··· DATA SECTION ···

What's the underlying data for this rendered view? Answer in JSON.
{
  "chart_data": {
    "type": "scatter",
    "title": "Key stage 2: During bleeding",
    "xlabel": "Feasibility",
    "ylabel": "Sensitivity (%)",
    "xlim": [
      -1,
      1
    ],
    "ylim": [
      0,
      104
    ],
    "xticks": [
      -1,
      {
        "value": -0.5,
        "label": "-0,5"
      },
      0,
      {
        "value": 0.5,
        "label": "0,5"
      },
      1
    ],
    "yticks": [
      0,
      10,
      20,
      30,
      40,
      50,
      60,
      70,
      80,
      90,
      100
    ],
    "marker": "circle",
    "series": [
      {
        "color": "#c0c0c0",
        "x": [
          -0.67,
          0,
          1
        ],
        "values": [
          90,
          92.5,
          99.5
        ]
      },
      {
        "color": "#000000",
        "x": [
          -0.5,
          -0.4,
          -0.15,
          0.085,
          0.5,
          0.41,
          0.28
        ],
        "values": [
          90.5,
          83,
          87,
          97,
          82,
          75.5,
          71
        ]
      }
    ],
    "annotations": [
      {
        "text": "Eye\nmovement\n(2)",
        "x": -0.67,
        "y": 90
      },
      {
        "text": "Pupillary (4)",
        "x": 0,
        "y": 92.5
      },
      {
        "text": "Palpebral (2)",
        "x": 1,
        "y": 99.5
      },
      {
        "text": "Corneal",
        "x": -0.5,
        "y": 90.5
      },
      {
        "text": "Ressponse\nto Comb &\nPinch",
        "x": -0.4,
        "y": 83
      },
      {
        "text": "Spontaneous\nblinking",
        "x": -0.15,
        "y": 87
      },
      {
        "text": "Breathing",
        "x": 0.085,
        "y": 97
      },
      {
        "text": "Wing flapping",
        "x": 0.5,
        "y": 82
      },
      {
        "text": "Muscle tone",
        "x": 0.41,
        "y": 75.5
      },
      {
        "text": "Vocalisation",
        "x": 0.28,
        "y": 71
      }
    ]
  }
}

···

§ **GOAL**:
Return the lines above exactly, keeping every word.

§ **COMPLETE RESPONSE**:
What's the underlying data for this rendered view? Answer in JSON.
{
  "chart_data": {
    "type": "scatter",
    "title": "Key stage 2: During bleeding",
    "xlabel": "Feasibility",
    "ylabel": "Sensitivity (%)",
    "xlim": [
      -1,
      1
    ],
    "ylim": [
      0,
      104
    ],
    "xticks": [
      -1,
      {
        "value": -0.5,
        "label": "-0,5"
      },
      0,
      {
        "value": 0.5,
        "label": "0,5"
      },
      1
    ],
    "yticks": [
      0,
      10,
      20,
      30,
      40,
      50,
      60,
      70,
      80,
      90,
      100
    ],
    "marker": "circle",
    "series": [
      {
        "color": "#c0c0c0",
        "x": [
          -0.67,
          0,
          1
        ],
        "values": [
          90,
          92.5,
          99.5
        ]
      },
      {
        "color": "#000000",
        "x": [
          -0.5,
          -0.4,
          -0.15,
          0.085,
          0.5,
          0.41,
          0.28
        ],
        "values": [
          90.5,
          83,
          87,
          97,
          82,
          75.5,
          71
        ]
      }
    ],
    "annotations": [
      {
        "text": "Eye\nmovement\n(2)",
        "x": -0.67,
        "y": 90
      },
      {
        "text": "Pupillary (4)",
        "x": 0,
        "y": 92.5
      },
      {
        "text": "Palpebral (2)",
        "x": 1,
        "y": 99.5
      },
      {
        "text": "Corneal",
        "x": -0.5,
        "y": 90.5
      },
      {
        "text": "Ressponse\nto Comb &\nPinch",
        "x": -0.4,
        "y": 83
      },
      {
        "text": "Spontaneous\nblinking",
        "x": -0.15,
        "y": 87
      },
      {
        "text": "Breathing",
        "x": 0.085,
        "y": 97
      },
      {
        "text": "Wing flapping",
        "x": 0.5,
        "y": 82
      },
      {
        "text": "Muscle tone",
        "x": 0.41,
        "y": 75.5
      },
      {
        "text": "Vocalisation",
        "x": 0.28,
        "y": 71
      }
    ]
  }
}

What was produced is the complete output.